◆ Written exercise ◆
Recast every line of the data below as a numbered list, leaving out any blank lines.

.....

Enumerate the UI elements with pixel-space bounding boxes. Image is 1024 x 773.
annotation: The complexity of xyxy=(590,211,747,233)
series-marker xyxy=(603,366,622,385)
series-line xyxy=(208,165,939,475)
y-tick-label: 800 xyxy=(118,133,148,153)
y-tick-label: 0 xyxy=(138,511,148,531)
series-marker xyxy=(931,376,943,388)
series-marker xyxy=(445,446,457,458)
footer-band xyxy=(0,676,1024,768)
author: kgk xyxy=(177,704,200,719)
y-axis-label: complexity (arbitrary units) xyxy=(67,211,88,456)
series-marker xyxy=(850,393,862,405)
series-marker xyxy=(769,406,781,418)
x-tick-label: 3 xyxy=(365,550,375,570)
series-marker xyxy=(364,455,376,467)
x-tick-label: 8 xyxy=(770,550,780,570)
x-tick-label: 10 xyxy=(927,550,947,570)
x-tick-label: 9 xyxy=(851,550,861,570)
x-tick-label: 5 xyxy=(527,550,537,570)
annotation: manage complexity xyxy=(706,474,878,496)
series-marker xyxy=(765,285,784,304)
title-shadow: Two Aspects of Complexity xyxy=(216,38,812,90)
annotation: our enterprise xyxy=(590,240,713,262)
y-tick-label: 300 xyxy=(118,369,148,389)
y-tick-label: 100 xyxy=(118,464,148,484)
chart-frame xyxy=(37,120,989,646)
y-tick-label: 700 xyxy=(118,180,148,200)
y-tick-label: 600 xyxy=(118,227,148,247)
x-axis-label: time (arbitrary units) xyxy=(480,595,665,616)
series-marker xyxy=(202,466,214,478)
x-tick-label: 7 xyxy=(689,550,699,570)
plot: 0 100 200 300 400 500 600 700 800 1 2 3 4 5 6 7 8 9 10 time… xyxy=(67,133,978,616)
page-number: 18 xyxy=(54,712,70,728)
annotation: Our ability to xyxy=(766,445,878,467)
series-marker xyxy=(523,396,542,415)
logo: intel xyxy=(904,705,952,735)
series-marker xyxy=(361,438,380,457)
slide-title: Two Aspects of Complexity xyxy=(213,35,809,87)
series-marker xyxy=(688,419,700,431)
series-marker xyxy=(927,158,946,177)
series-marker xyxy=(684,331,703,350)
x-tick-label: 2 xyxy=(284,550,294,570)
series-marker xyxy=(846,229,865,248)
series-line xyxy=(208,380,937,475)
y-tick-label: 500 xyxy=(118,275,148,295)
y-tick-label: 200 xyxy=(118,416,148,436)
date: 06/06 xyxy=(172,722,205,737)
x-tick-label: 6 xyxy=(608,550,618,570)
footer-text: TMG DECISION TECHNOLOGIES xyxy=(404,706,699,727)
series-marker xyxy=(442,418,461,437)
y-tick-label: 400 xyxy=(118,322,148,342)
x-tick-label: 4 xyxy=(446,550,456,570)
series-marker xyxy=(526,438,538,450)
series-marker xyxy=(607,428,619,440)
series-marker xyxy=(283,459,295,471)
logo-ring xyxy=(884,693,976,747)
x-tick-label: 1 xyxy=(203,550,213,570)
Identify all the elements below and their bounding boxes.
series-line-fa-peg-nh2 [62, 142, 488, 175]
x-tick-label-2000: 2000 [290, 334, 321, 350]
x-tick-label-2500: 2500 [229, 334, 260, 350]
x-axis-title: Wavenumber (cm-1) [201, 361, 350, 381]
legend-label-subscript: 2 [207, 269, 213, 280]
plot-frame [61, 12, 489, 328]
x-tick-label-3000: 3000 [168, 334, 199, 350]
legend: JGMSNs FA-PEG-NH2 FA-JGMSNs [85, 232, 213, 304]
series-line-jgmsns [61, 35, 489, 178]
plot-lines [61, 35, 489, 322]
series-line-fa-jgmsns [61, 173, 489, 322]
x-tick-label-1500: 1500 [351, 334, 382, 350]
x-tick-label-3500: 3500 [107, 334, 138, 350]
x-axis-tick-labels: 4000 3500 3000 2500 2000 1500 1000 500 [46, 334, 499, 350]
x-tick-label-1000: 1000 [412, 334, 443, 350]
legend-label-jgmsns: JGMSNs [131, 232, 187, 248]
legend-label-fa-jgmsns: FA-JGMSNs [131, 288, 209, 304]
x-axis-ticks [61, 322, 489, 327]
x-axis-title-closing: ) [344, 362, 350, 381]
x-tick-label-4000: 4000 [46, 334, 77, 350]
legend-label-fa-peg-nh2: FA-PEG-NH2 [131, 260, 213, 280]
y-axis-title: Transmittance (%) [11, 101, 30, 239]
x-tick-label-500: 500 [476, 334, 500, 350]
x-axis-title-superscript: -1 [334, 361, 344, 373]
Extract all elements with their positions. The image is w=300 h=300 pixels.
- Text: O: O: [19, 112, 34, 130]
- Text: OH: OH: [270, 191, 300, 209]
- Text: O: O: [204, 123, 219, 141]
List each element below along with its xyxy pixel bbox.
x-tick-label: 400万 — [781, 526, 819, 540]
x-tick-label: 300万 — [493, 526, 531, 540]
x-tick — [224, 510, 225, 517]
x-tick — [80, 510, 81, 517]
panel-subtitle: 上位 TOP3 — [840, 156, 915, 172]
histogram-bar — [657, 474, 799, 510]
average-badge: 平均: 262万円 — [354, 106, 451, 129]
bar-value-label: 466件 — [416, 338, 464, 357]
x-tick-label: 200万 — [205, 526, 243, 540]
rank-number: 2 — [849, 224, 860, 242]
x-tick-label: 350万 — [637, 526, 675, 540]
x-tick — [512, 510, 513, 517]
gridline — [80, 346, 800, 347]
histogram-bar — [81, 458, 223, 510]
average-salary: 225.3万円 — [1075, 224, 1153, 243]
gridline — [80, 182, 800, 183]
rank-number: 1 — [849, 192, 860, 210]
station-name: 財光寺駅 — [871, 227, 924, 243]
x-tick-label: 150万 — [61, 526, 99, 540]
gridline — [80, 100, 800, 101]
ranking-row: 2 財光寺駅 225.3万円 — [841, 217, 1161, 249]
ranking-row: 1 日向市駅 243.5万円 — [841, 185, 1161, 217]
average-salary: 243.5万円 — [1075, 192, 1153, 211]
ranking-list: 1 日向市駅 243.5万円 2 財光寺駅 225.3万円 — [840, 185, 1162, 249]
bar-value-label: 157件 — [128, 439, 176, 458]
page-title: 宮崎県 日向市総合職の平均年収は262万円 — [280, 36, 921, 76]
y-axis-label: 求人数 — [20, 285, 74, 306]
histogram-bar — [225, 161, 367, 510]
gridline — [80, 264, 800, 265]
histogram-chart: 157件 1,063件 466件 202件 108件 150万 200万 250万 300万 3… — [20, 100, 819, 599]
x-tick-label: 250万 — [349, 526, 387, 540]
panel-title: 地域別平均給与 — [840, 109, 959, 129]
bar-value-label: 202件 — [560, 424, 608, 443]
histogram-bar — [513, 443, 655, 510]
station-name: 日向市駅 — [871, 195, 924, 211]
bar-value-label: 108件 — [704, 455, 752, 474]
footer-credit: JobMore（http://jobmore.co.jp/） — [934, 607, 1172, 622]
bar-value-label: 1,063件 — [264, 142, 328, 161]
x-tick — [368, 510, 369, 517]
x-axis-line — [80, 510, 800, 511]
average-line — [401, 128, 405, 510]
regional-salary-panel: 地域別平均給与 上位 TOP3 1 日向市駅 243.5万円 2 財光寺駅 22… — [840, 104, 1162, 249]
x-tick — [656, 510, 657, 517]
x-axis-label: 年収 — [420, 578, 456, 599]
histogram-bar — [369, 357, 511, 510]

.....

◆ Complete response ◆
1. Enumerate the UI elements with pixel-space bounding boxes. Image is 1024 x 773.
2. annotation: The complexity of xyxy=(590,211,747,233)
3. series-marker xyxy=(603,366,622,385)
4. series-line xyxy=(208,165,939,475)
5. y-tick-label: 800 xyxy=(118,133,148,153)
6. y-tick-label: 0 xyxy=(138,511,148,531)
7. series-marker xyxy=(931,376,943,388)
8. series-marker xyxy=(445,446,457,458)
9. footer-band xyxy=(0,676,1024,768)
10. author: kgk xyxy=(177,704,200,719)
11. y-axis-label: complexity (arbitrary units) xyxy=(67,211,88,456)
12. series-marker xyxy=(850,393,862,405)
13. series-marker xyxy=(769,406,781,418)
14. x-tick-label: 3 xyxy=(365,550,375,570)
15. series-marker xyxy=(364,455,376,467)
16. x-tick-label: 8 xyxy=(770,550,780,570)
17. x-tick-label: 10 xyxy=(927,550,947,570)
18. x-tick-label: 9 xyxy=(851,550,861,570)
19. x-tick-label: 5 xyxy=(527,550,537,570)
20. annotation: manage complexity xyxy=(706,474,878,496)
21. series-marker xyxy=(765,285,784,304)
22. title-shadow: Two Aspects of Complexity xyxy=(216,38,812,90)
23. annotation: our enterprise xyxy=(590,240,713,262)
24. y-tick-label: 300 xyxy=(118,369,148,389)
25. y-tick-label: 100 xyxy=(118,464,148,484)
26. chart-frame xyxy=(37,120,989,646)
27. y-tick-label: 700 xyxy=(118,180,148,200)
28. y-tick-label: 600 xyxy=(118,227,148,247)
29. x-axis-label: time (arbitrary units) xyxy=(480,595,665,616)
30. series-marker xyxy=(202,466,214,478)
31. x-tick-label: 7 xyxy=(689,550,699,570)
32. plot: 0 100 200 300 400 500 600 700 800 1 2 3 4 5 6 7 8 9 10 time… xyxy=(67,133,978,616)
33. page-number: 18 xyxy=(54,712,70,728)
34. annotation: Our ability to xyxy=(766,445,878,467)
35. series-marker xyxy=(523,396,542,415)
36. logo: intel xyxy=(904,705,952,735)
37. series-marker xyxy=(361,438,380,457)
38. slide-title: Two Aspects of Complexity xyxy=(213,35,809,87)
39. series-marker xyxy=(688,419,700,431)
40. series-marker xyxy=(927,158,946,177)
41. series-marker xyxy=(684,331,703,350)
42. x-tick-label: 2 xyxy=(284,550,294,570)
43. series-marker xyxy=(846,229,865,248)
44. series-line xyxy=(208,380,937,475)
45. y-tick-label: 500 xyxy=(118,275,148,295)
46. y-tick-label: 200 xyxy=(118,416,148,436)
47. date: 06/06 xyxy=(172,722,205,737)
48. x-tick-label: 6 xyxy=(608,550,618,570)
49. footer-text: TMG DECISION TECHNOLOGIES xyxy=(404,706,699,727)
50. series-marker xyxy=(442,418,461,437)
51. y-tick-label: 400 xyxy=(118,322,148,342)
52. x-tick-label: 4 xyxy=(446,550,456,570)
53. series-marker xyxy=(526,438,538,450)
54. series-marker xyxy=(607,428,619,440)
55. series-marker xyxy=(283,459,295,471)
56. logo-ring xyxy=(884,693,976,747)
57. x-tick-label: 1 xyxy=(203,550,213,570)
58. Identify all the elements below and their bounding boxes.
59. series-line-fa-peg-nh2 [62, 142, 488, 175]
60. x-tick-label-2000: 2000 [290, 334, 321, 350]
61. x-tick-label-2500: 2500 [229, 334, 260, 350]
62. x-axis-title: Wavenumber (cm-1) [201, 361, 350, 381]
63. legend-label-subscript: 2 [207, 269, 213, 280]
64. plot-frame [61, 12, 489, 328]
65. x-tick-label-3000: 3000 [168, 334, 199, 350]
66. legend: JGMSNs FA-PEG-NH2 FA-JGMSNs [85, 232, 213, 304]
67. series-line-jgmsns [61, 35, 489, 178]
68. plot-lines [61, 35, 489, 322]
69. series-line-fa-jgmsns [61, 173, 489, 322]
70. x-tick-label-1500: 1500 [351, 334, 382, 350]
71. x-tick-label-3500: 3500 [107, 334, 138, 350]
72. x-axis-tick-labels: 4000 3500 3000 2500 2000 1500 1000 500 [46, 334, 499, 350]
73. x-tick-label-1000: 1000 [412, 334, 443, 350]
74. legend-label-jgmsns: JGMSNs [131, 232, 187, 248]
75. legend-label-fa-jgmsns: FA-JGMSNs [131, 288, 209, 304]
76. x-axis-ticks [61, 322, 489, 327]
77. x-axis-title-closing: ) [344, 362, 350, 381]
78. x-tick-label-4000: 4000 [46, 334, 77, 350]
79. legend-label-fa-peg-nh2: FA-PEG-NH2 [131, 260, 213, 280]
80. y-axis-title: Transmittance (%) [11, 101, 30, 239]
81. x-tick-label-500: 500 [476, 334, 500, 350]
82. x-axis-title-superscript: -1 [334, 361, 344, 373]
83. Extract all elements with their positions. The image is w=300 h=300 pixels.
84. - Text: O: O: [19, 112, 34, 130]
85. - Text: OH: OH: [270, 191, 300, 209]
86. - Text: O: O: [204, 123, 219, 141]
87. List each element below along with its xyxy pixel bbox.
88. x-tick-label: 400万 — [781, 526, 819, 540]
89. x-tick-label: 300万 — [493, 526, 531, 540]
90. x-tick — [224, 510, 225, 517]
91. x-tick — [80, 510, 81, 517]
92. panel-subtitle: 上位 TOP3 — [840, 156, 915, 172]
93. histogram-bar — [657, 474, 799, 510]
94. average-badge: 平均: 262万円 — [354, 106, 451, 129]
95. bar-value-label: 466件 — [416, 338, 464, 357]
96. x-tick-label: 200万 — [205, 526, 243, 540]
97. rank-number: 2 — [849, 224, 860, 242]
98. x-tick-label: 350万 — [637, 526, 675, 540]
99. x-tick — [512, 510, 513, 517]
100. gridline — [80, 346, 800, 347]
101. histogram-bar — [81, 458, 223, 510]
102. average-salary: 225.3万円 — [1075, 224, 1153, 243]
103. gridline — [80, 182, 800, 183]
104. rank-number: 1 — [849, 192, 860, 210]
105. station-name: 財光寺駅 — [871, 227, 924, 243]
106. x-tick-label: 150万 — [61, 526, 99, 540]
107. gridline — [80, 100, 800, 101]
108. ranking-row: 2 財光寺駅 225.3万円 — [841, 217, 1161, 249]
109. ranking-row: 1 日向市駅 243.5万円 — [841, 185, 1161, 217]
110. average-salary: 243.5万円 — [1075, 192, 1153, 211]
111. ranking-list: 1 日向市駅 243.5万円 2 財光寺駅 225.3万円 — [840, 185, 1162, 249]
112. bar-value-label: 157件 — [128, 439, 176, 458]
113. page-title: 宮崎県 日向市総合職の平均年収は262万円 — [280, 36, 921, 76]
114. y-axis-label: 求人数 — [20, 285, 74, 306]
115. histogram-bar — [225, 161, 367, 510]
116. gridline — [80, 264, 800, 265]
117. histogram-chart: 157件 1,063件 466件 202件 108件 150万 200万 250万 300万 3… — [20, 100, 819, 599]
118. x-tick-label: 250万 — [349, 526, 387, 540]
119. panel-title: 地域別平均給与 — [840, 109, 959, 129]
120. bar-value-label: 202件 — [560, 424, 608, 443]
121. histogram-bar — [513, 443, 655, 510]
122. station-name: 日向市駅 — [871, 195, 924, 211]
123. bar-value-label: 108件 — [704, 455, 752, 474]
124. footer-credit: JobMore（http://jobmore.co.jp/） — [934, 607, 1172, 622]
125. bar-value-label: 1,063件 — [264, 142, 328, 161]
126. x-tick — [368, 510, 369, 517]
127. x-axis-line — [80, 510, 800, 511]
128. average-line — [401, 128, 405, 510]
129. regional-salary-panel: 地域別平均給与 上位 TOP3 1 日向市駅 243.5万円 2 財光寺駅 22… — [840, 104, 1162, 249]
130. x-tick — [656, 510, 657, 517]
131. x-axis-label: 年収 — [420, 578, 456, 599]
132. histogram-bar — [369, 357, 511, 510]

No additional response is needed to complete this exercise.